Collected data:
○ ○ ○ ○ ○

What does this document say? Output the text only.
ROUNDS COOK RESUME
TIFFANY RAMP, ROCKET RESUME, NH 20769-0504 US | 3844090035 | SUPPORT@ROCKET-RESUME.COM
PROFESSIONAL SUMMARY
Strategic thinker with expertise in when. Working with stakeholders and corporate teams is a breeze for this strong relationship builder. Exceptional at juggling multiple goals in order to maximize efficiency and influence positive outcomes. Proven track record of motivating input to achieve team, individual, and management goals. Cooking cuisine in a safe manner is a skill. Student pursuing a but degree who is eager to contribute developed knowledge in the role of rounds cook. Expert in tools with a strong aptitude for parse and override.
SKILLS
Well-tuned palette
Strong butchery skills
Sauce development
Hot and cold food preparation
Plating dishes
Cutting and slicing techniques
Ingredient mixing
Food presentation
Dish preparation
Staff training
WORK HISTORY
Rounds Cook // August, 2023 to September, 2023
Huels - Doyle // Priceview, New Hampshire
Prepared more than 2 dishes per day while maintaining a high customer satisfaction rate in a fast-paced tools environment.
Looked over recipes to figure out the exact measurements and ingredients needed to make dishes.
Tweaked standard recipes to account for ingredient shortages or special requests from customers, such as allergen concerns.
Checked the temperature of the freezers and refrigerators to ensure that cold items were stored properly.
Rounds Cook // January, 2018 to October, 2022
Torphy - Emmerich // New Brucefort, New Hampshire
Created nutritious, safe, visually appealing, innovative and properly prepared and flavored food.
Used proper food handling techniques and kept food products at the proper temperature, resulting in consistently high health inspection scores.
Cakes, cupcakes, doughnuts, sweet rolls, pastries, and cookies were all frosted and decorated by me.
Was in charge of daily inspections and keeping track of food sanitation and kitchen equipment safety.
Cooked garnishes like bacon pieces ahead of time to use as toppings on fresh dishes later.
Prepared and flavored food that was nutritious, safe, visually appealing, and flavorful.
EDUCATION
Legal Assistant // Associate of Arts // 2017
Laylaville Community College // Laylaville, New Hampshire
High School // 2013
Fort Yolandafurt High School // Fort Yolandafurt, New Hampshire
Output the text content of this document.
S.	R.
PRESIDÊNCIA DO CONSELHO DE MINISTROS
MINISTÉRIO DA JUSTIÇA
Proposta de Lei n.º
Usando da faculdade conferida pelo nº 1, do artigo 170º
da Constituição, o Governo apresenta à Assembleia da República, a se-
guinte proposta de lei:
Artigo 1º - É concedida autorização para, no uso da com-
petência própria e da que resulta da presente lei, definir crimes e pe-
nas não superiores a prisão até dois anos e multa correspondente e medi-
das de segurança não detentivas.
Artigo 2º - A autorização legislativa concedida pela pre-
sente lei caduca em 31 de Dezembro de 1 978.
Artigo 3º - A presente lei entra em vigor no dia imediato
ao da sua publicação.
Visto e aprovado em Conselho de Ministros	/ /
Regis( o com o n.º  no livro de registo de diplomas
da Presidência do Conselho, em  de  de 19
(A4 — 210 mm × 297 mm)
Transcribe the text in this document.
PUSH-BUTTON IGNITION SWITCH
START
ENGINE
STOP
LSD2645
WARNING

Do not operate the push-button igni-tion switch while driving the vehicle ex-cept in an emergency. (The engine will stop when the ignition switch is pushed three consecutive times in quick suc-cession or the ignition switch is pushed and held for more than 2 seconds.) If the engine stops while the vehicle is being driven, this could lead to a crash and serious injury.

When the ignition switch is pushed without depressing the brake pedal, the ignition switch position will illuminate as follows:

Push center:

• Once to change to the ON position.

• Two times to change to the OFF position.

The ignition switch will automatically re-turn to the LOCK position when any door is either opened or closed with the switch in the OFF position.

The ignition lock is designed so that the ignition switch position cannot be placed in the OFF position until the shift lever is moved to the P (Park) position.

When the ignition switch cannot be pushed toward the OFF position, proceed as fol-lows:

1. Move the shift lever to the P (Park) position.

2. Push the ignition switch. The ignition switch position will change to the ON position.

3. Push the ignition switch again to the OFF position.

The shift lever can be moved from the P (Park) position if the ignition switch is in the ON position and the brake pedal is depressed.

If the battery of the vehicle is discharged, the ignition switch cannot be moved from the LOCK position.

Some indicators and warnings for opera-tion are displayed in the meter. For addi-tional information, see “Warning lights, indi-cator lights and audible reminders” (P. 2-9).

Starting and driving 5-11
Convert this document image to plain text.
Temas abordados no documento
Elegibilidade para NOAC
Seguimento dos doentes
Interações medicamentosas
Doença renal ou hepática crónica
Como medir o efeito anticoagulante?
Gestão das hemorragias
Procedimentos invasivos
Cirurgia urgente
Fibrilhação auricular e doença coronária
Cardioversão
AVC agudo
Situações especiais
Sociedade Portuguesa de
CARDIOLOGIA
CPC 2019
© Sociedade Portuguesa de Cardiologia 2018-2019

○ ○ ○ ○ ○

# Brief
Extract, word for word, each line of the listing above.

# Output of the task
What does this document say? Output the text only.
ROUNDS COOK RESUME
TIFFANY RAMP, ROCKET RESUME, NH 20769-0504 US | 3844090035 | SUPPORT@ROCKET-RESUME.COM
PROFESSIONAL SUMMARY
Strategic thinker with expertise in when. Working with stakeholders and corporate teams is a breeze for this strong relationship builder. Exceptional at juggling multiple goals in order to maximize efficiency and influence positive outcomes. Proven track record of motivating input to achieve team, individual, and management goals. Cooking cuisine in a safe manner is a skill. Student pursuing a but degree who is eager to contribute developed knowledge in the role of rounds cook. Expert in tools with a strong aptitude for parse and override.
SKILLS
Well-tuned palette
Strong butchery skills
Sauce development
Hot and cold food preparation
Plating dishes
Cutting and slicing techniques
Ingredient mixing
Food presentation
Dish preparation
Staff training
WORK HISTORY
Rounds Cook // August, 2023 to September, 2023
Huels - Doyle // Priceview, New Hampshire
Prepared more than 2 dishes per day while maintaining a high customer satisfaction rate in a fast-paced tools environment.
Looked over recipes to figure out the exact measurements and ingredients needed to make dishes.
Tweaked standard recipes to account for ingredient shortages or special requests from customers, such as allergen concerns.
Checked the temperature of the freezers and refrigerators to ensure that cold items were stored properly.
Rounds Cook // January, 2018 to October, 2022
Torphy - Emmerich // New Brucefort, New Hampshire
Created nutritious, safe, visually appealing, innovative and properly prepared and flavored food.
Used proper food handling techniques and kept food products at the proper temperature, resulting in consistently high health inspection scores.
Cakes, cupcakes, doughnuts, sweet rolls, pastries, and cookies were all frosted and decorated by me.
Was in charge of daily inspections and keeping track of food sanitation and kitchen equipment safety.
Cooked garnishes like bacon pieces ahead of time to use as toppings on fresh dishes later.
Prepared and flavored food that was nutritious, safe, visually appealing, and flavorful.
EDUCATION
Legal Assistant // Associate of Arts // 2017
Laylaville Community College // Laylaville, New Hampshire
High School // 2013
Fort Yolandafurt High School // Fort Yolandafurt, New Hampshire
Output the text content of this document.
S.	R.
PRESIDÊNCIA DO CONSELHO DE MINISTROS
MINISTÉRIO DA JUSTIÇA
Proposta de Lei n.º
Usando da faculdade conferida pelo nº 1, do artigo 170º
da Constituição, o Governo apresenta à Assembleia da República, a se-
guinte proposta de lei:
Artigo 1º - É concedida autorização para, no uso da com-
petência própria e da que resulta da presente lei, definir crimes e pe-
nas não superiores a prisão até dois anos e multa correspondente e medi-
das de segurança não detentivas.
Artigo 2º - A autorização legislativa concedida pela pre-
sente lei caduca em 31 de Dezembro de 1 978.
Artigo 3º - A presente lei entra em vigor no dia imediato
ao da sua publicação.
Visto e aprovado em Conselho de Ministros	/ /
Regis( o com o n.º  no livro de registo de diplomas
da Presidência do Conselho, em  de  de 19
(A4 — 210 mm × 297 mm)
Transcribe the text in this document.
PUSH-BUTTON IGNITION SWITCH
START
ENGINE
STOP
LSD2645
WARNING

Do not operate the push-button igni-tion switch while driving the vehicle ex-cept in an emergency. (The engine will stop when the ignition switch is pushed three consecutive times in quick suc-cession or the ignition switch is pushed and held for more than 2 seconds.) If the engine stops while the vehicle is being driven, this could lead to a crash and serious injury.

When the ignition switch is pushed without depressing the brake pedal, the ignition switch position will illuminate as follows:

Push center:

• Once to change to the ON position.

• Two times to change to the OFF position.

The ignition switch will automatically re-turn to the LOCK position when any door is either opened or closed with the switch in the OFF position.

The ignition lock is designed so that the ignition switch position cannot be placed in the OFF position until the shift lever is moved to the P (Park) position.

When the ignition switch cannot be pushed toward the OFF position, proceed as fol-lows:

1. Move the shift lever to the P (Park) position.

2. Push the ignition switch. The ignition switch position will change to the ON position.

3. Push the ignition switch again to the OFF position.

The shift lever can be moved from the P (Park) position if the ignition switch is in the ON position and the brake pedal is depressed.

If the battery of the vehicle is discharged, the ignition switch cannot be moved from the LOCK position.

Some indicators and warnings for opera-tion are displayed in the meter. For addi-tional information, see “Warning lights, indi-cator lights and audible reminders” (P. 2-9).

Starting and driving 5-11
Convert this document image to plain text.
Temas abordados no documento
Elegibilidade para NOAC
Seguimento dos doentes
Interações medicamentosas
Doença renal ou hepática crónica
Como medir o efeito anticoagulante?
Gestão das hemorragias
Procedimentos invasivos
Cirurgia urgente
Fibrilhação auricular e doença coronária
Cardioversão
AVC agudo
Situações especiais
Sociedade Portuguesa de
CARDIOLOGIA
CPC 2019
© Sociedade Portuguesa de Cardiologia 2018-2019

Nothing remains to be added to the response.